[Stored entries]
━━━━━━
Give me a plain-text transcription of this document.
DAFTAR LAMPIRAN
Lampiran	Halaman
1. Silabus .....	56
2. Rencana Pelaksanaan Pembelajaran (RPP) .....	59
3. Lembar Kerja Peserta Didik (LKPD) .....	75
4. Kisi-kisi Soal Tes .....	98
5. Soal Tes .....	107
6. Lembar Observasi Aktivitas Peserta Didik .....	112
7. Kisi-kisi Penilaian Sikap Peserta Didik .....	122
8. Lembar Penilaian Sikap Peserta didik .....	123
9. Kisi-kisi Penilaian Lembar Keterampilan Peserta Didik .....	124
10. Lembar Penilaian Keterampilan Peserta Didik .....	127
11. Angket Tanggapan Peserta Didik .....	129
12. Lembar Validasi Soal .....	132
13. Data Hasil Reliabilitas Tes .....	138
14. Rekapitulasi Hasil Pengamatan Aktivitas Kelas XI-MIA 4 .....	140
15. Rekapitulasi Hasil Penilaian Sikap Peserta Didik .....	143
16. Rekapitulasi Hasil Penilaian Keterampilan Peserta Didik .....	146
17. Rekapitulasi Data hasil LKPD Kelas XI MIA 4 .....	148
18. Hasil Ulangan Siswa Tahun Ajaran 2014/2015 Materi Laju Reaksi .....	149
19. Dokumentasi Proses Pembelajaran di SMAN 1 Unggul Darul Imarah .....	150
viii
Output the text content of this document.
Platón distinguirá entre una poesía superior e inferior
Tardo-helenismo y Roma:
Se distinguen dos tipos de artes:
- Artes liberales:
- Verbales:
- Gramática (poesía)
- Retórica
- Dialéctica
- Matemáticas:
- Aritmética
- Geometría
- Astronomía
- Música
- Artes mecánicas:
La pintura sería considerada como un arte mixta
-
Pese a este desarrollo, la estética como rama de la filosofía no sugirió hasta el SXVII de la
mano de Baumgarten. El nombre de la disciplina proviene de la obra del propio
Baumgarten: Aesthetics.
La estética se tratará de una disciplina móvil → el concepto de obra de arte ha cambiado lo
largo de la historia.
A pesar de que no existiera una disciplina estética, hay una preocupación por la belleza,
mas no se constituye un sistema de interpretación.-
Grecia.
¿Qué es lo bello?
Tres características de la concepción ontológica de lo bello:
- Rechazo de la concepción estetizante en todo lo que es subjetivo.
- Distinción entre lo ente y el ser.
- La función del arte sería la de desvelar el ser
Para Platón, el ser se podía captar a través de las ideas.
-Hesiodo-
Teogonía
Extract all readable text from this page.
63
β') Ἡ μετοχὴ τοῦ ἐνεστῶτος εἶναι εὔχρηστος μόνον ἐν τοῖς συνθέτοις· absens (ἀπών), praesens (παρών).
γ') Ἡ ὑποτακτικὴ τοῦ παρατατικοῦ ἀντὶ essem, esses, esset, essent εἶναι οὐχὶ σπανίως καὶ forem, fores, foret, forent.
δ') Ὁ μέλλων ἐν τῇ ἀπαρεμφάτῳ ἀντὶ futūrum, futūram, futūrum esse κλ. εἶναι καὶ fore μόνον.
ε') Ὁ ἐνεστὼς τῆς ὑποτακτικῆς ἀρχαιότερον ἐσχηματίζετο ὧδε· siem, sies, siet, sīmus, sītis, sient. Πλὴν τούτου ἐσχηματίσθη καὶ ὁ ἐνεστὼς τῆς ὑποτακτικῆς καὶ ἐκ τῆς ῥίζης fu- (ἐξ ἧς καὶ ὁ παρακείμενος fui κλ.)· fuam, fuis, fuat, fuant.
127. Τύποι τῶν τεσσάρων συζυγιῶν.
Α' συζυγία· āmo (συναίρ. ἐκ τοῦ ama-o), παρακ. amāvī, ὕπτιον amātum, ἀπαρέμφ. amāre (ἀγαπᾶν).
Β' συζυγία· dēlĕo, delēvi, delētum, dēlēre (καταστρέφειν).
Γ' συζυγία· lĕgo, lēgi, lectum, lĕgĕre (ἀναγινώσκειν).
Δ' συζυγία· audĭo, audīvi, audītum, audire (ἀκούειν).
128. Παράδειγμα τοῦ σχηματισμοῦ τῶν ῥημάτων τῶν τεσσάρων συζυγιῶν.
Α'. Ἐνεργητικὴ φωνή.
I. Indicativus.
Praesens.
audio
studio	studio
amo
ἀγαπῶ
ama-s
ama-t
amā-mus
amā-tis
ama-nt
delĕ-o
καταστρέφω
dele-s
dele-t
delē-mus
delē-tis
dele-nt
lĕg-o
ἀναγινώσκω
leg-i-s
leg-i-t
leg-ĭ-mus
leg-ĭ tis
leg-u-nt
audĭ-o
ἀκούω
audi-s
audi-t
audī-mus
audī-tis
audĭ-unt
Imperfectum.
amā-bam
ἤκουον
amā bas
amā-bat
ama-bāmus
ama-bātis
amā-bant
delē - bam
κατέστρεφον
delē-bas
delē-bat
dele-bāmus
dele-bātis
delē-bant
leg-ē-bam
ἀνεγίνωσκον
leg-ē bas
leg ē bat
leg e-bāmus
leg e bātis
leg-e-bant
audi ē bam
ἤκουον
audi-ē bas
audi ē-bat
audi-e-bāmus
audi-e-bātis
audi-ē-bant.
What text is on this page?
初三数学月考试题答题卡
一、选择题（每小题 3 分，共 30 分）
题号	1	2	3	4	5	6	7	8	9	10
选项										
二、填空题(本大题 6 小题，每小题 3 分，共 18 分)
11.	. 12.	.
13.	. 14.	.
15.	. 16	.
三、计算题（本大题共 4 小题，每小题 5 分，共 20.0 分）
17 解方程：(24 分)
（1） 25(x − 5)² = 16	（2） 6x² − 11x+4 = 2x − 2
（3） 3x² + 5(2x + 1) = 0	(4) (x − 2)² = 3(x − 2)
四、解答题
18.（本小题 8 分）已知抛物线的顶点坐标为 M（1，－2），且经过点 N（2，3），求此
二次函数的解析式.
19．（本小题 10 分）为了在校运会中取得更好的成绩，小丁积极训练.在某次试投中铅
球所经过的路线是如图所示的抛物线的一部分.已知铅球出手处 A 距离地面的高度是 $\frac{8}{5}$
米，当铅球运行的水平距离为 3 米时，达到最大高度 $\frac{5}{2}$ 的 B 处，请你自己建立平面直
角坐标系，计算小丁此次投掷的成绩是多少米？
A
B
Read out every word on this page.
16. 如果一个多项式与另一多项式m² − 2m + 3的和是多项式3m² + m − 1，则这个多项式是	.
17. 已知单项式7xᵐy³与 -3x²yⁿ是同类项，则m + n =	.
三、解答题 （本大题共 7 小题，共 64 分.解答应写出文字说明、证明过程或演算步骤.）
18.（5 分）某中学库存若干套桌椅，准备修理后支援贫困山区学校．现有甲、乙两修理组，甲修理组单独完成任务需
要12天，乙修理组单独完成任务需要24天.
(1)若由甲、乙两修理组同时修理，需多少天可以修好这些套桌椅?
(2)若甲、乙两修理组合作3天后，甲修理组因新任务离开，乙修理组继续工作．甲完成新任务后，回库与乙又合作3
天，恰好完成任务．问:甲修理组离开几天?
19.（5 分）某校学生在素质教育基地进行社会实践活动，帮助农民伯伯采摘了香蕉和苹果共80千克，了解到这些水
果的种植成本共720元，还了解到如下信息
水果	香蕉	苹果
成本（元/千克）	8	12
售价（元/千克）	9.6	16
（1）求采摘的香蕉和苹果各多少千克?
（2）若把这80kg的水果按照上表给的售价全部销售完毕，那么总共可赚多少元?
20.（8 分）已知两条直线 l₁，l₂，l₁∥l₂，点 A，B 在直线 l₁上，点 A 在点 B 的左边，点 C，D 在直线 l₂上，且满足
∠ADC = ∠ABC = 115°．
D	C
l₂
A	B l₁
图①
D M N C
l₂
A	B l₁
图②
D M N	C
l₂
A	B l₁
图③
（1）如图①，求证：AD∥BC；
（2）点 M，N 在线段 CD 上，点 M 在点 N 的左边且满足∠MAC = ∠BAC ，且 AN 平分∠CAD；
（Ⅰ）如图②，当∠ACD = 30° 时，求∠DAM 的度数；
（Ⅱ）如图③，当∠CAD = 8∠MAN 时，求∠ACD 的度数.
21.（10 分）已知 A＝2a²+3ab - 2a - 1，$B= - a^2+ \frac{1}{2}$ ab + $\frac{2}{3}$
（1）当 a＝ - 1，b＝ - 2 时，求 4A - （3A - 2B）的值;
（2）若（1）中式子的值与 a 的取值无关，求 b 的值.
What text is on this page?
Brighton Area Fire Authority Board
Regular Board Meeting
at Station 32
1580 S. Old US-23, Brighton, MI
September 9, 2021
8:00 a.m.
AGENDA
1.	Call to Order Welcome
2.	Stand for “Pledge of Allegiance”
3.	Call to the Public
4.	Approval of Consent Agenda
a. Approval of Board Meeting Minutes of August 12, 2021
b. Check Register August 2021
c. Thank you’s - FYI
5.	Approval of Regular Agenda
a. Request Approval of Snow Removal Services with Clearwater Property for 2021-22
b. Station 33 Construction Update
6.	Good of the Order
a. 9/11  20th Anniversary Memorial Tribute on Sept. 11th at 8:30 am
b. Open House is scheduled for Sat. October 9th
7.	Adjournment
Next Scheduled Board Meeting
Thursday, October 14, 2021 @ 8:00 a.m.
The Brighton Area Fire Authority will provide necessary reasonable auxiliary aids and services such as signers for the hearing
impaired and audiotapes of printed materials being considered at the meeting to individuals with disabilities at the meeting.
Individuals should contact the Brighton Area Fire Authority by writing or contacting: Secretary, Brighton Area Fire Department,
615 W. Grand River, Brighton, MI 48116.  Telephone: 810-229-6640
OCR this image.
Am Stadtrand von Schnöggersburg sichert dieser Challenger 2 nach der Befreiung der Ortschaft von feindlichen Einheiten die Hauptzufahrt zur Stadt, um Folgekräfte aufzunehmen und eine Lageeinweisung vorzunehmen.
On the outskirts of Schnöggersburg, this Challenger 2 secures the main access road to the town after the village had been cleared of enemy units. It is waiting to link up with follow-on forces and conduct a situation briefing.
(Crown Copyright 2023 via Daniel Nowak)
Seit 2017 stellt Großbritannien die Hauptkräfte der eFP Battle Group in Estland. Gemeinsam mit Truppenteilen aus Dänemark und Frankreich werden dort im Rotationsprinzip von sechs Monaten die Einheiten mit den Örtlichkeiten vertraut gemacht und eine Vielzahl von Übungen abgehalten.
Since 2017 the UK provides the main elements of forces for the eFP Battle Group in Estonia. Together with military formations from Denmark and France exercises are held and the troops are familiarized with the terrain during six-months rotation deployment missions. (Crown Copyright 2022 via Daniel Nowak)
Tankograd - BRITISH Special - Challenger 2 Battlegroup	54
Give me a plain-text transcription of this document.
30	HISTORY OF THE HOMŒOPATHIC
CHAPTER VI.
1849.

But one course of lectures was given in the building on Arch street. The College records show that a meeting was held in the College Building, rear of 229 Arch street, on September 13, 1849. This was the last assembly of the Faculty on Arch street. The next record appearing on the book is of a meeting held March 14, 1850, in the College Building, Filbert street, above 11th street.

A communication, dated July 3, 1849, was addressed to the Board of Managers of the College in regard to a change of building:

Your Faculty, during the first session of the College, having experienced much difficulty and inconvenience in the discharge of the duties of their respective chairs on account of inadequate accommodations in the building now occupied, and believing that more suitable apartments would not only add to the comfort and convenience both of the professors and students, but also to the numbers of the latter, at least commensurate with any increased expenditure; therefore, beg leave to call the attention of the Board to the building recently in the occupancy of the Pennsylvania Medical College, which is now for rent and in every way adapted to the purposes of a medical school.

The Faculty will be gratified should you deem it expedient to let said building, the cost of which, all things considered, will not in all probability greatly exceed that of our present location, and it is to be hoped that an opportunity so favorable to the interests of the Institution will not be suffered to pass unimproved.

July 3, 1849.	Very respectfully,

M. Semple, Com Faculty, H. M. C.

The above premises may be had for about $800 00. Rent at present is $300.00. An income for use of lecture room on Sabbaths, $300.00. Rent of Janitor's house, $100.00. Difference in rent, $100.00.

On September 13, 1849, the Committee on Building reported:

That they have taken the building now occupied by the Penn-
━━━━━━
**SET PROBLEM**:
Go through the listing above line by line and say how many lines hold the word "kisi". Reply with that number only.

**TASK OUTPUT**:
3